[To be done]
Gather up every line from the entries below that uses the word "value".

[Entries with figure data]

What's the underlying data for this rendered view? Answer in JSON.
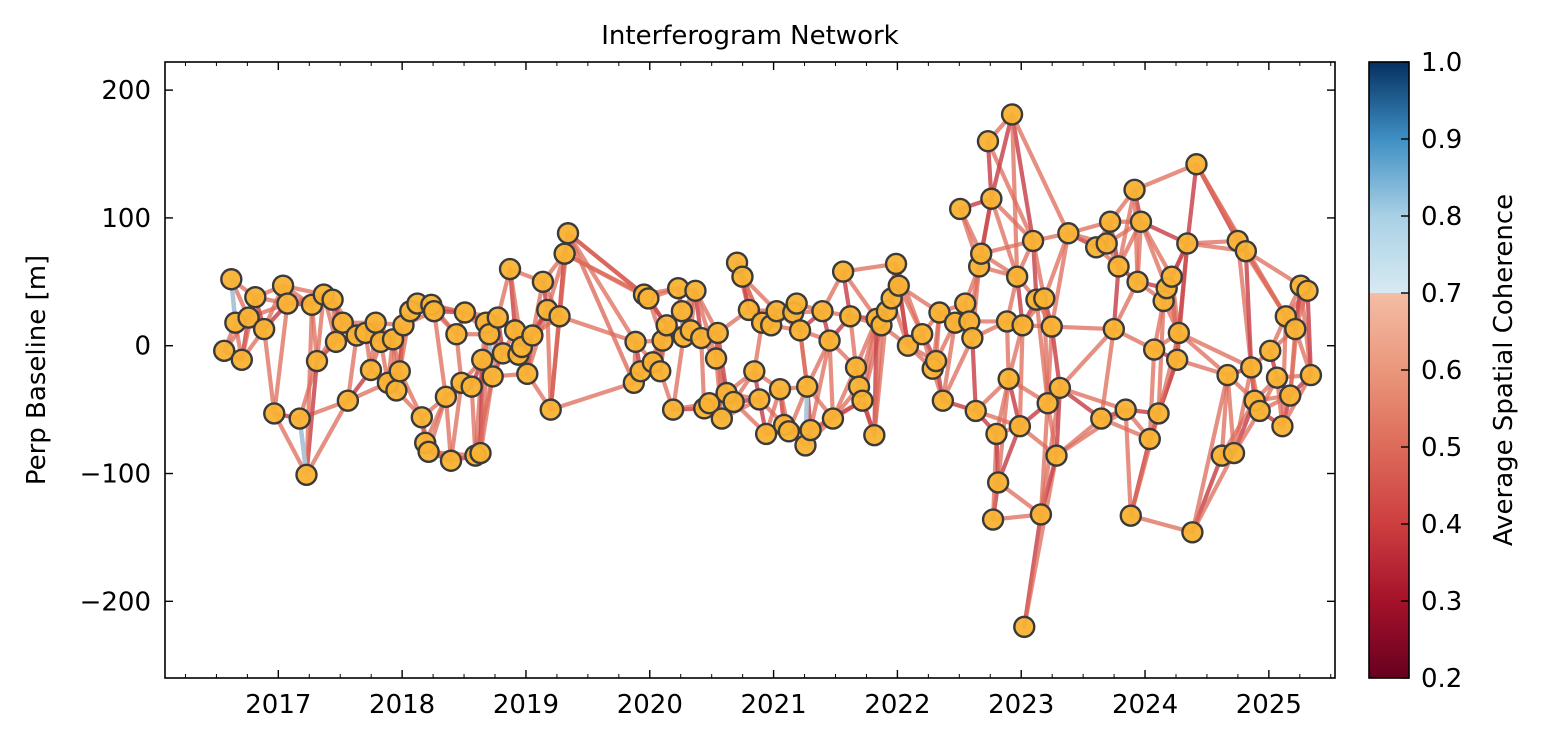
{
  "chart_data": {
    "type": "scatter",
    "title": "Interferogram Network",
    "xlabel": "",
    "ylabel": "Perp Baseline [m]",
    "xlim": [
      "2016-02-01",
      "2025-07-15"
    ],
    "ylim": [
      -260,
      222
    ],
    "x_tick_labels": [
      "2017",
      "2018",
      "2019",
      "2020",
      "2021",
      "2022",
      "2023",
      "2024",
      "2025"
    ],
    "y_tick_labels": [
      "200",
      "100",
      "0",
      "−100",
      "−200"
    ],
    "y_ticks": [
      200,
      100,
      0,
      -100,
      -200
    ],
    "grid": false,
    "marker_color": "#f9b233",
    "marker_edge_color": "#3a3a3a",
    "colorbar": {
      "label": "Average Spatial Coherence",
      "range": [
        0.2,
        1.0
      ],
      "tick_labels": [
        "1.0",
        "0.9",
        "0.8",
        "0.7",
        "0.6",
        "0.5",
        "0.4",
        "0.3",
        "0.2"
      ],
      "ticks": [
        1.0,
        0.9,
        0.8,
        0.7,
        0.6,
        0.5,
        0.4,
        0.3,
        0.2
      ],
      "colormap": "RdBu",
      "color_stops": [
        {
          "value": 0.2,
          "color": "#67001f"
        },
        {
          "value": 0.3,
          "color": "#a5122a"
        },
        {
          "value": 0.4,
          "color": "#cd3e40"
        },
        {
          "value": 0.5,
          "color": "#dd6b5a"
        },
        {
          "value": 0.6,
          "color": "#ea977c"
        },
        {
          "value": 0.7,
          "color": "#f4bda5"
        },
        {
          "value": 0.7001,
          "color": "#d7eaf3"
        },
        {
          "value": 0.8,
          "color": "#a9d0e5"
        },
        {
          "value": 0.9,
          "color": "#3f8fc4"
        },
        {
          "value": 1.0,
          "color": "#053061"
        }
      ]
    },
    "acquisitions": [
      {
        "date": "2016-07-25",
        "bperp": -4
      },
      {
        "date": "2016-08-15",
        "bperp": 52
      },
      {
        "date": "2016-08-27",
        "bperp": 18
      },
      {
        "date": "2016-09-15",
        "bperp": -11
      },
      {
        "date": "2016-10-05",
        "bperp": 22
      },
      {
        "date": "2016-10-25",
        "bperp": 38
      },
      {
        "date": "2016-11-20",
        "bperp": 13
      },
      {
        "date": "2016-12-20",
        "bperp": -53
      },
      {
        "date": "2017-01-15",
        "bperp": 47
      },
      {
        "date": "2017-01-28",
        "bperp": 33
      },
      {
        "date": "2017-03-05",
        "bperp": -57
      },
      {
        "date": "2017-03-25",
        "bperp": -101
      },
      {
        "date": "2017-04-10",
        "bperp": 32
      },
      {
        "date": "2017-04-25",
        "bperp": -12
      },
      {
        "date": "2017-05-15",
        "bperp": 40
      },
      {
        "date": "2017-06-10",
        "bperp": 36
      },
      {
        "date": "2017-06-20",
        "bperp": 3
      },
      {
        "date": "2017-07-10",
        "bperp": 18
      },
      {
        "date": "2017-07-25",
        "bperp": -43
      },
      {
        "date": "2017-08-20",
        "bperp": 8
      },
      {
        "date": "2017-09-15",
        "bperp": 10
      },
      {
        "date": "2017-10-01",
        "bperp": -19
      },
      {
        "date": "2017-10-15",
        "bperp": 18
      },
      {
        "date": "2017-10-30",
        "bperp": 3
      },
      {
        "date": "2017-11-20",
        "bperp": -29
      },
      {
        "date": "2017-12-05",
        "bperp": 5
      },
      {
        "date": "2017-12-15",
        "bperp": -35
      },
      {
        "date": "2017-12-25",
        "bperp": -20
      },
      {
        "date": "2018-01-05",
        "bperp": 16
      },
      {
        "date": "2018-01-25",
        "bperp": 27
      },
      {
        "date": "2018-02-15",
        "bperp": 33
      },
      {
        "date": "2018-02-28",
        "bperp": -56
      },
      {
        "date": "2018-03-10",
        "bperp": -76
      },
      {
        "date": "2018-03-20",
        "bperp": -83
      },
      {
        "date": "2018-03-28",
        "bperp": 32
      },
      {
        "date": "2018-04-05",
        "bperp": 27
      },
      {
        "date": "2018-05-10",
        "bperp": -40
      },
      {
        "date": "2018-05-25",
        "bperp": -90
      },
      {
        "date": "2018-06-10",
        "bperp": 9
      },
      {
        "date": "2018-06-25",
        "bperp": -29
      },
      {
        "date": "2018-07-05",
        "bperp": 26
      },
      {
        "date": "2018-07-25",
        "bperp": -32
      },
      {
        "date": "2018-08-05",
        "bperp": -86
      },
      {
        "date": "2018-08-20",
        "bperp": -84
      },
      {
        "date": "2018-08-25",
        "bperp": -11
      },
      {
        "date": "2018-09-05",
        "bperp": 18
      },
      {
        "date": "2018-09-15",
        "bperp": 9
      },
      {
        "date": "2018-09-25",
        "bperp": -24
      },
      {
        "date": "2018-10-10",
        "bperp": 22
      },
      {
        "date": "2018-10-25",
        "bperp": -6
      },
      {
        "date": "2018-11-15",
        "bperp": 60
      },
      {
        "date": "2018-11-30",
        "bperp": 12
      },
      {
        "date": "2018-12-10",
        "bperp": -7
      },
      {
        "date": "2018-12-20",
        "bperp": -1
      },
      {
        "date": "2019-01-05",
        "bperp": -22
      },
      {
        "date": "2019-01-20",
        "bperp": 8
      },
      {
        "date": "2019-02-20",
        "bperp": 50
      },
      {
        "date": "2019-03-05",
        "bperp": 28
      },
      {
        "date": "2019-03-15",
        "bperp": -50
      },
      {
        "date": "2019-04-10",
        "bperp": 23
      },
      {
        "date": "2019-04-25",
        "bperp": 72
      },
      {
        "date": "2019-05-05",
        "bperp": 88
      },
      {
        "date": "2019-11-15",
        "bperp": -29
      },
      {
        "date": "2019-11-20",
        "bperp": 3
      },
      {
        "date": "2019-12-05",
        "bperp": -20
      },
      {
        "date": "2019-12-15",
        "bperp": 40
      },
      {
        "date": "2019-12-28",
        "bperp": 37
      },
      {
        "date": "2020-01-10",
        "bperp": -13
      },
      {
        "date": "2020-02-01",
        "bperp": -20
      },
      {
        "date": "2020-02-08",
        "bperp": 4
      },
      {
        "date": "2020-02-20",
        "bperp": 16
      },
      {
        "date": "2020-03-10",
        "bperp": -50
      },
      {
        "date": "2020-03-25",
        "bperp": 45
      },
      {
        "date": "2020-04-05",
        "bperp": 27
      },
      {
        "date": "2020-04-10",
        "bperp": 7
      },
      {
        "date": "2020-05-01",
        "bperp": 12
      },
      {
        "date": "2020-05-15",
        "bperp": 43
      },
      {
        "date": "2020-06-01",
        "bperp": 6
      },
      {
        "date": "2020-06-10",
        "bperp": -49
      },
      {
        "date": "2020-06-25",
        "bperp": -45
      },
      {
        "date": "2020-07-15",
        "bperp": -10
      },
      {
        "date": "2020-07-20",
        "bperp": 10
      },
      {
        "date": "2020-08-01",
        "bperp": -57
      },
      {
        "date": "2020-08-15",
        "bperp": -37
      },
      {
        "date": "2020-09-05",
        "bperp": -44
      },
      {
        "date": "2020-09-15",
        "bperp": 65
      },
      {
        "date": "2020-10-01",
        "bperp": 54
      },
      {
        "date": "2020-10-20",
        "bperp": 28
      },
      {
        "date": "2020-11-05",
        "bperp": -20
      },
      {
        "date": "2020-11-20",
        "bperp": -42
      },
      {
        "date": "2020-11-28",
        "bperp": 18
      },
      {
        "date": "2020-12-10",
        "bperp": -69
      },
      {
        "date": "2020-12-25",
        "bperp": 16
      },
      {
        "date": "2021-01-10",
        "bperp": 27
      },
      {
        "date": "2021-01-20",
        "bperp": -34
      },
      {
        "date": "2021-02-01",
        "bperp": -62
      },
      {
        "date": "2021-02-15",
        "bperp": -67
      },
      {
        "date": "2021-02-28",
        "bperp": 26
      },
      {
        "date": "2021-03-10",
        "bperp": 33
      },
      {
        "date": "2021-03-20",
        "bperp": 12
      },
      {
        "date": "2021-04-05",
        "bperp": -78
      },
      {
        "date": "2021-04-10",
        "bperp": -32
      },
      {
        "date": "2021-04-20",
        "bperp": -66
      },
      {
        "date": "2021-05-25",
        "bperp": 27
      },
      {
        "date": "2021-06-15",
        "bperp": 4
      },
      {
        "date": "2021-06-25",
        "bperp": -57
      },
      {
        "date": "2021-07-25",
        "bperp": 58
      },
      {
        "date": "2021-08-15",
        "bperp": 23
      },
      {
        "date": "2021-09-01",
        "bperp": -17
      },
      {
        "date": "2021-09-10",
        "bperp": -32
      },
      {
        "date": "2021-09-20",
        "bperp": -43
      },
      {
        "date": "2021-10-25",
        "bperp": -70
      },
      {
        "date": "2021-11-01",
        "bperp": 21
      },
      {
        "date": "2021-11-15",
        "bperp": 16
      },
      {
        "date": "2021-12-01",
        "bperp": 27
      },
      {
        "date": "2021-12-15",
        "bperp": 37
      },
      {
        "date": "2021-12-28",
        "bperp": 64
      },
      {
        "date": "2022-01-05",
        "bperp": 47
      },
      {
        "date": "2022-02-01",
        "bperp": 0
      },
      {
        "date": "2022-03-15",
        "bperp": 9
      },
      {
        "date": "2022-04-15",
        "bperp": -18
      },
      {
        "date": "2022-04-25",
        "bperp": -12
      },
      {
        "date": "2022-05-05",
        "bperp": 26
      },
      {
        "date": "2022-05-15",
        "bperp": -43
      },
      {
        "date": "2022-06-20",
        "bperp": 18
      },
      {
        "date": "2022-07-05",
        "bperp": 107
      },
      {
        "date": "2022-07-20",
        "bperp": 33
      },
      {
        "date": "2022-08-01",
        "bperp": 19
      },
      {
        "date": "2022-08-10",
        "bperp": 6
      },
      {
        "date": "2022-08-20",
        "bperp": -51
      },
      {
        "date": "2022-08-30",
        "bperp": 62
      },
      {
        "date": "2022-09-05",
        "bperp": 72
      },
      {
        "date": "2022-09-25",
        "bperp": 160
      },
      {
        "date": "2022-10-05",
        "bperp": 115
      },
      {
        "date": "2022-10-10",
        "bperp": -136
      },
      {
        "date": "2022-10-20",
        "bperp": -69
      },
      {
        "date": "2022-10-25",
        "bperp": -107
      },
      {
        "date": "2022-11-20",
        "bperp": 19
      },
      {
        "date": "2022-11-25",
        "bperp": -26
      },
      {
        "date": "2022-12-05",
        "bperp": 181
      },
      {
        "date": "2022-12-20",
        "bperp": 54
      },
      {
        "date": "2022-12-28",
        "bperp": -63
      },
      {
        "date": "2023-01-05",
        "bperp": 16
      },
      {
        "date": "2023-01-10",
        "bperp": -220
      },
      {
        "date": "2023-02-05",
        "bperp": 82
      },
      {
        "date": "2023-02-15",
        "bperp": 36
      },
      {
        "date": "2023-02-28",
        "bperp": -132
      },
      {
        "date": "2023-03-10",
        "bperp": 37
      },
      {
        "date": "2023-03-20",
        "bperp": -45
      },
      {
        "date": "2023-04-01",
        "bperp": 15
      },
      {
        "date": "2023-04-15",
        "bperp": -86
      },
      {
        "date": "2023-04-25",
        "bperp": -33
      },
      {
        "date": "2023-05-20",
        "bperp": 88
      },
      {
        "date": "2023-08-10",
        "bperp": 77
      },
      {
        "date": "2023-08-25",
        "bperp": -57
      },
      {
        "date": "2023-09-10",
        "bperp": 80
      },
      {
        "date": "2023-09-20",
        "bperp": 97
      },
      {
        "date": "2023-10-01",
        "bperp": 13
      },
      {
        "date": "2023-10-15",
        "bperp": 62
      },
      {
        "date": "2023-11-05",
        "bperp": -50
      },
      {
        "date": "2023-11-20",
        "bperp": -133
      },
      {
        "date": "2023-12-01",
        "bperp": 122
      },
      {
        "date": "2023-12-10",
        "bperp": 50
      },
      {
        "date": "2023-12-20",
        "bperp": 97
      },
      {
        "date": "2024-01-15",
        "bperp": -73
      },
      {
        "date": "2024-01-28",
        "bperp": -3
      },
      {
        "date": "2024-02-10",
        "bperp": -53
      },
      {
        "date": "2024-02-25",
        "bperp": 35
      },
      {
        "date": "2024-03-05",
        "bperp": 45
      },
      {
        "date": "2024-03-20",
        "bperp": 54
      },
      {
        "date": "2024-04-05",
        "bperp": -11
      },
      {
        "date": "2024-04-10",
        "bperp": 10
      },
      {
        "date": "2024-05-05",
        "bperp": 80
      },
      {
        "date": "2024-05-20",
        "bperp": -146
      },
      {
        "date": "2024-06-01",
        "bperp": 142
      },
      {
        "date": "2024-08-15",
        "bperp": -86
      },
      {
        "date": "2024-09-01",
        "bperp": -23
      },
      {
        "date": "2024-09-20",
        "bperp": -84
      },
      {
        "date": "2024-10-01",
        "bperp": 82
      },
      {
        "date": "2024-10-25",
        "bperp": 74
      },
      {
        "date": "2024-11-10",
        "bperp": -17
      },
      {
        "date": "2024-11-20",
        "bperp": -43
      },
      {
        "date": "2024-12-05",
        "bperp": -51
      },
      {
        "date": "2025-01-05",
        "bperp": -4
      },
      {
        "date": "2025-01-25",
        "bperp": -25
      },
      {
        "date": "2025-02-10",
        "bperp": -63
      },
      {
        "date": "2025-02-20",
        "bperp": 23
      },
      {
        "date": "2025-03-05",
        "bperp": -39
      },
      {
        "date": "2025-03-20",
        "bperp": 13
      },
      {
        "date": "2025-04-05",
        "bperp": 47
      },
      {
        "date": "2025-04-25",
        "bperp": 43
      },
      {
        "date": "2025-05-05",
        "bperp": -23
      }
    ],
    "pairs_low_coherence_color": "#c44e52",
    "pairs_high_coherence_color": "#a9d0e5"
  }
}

[Finished exercise]
          "value": 0.2,
          "value": 0.3,
          "value": 0.4,
          "value": 0.5,
          "value": 0.6,
          "value": 0.7,
          "value": 0.7001,
          "value": 0.8,
          "value": 0.9,
          "value": 1.0,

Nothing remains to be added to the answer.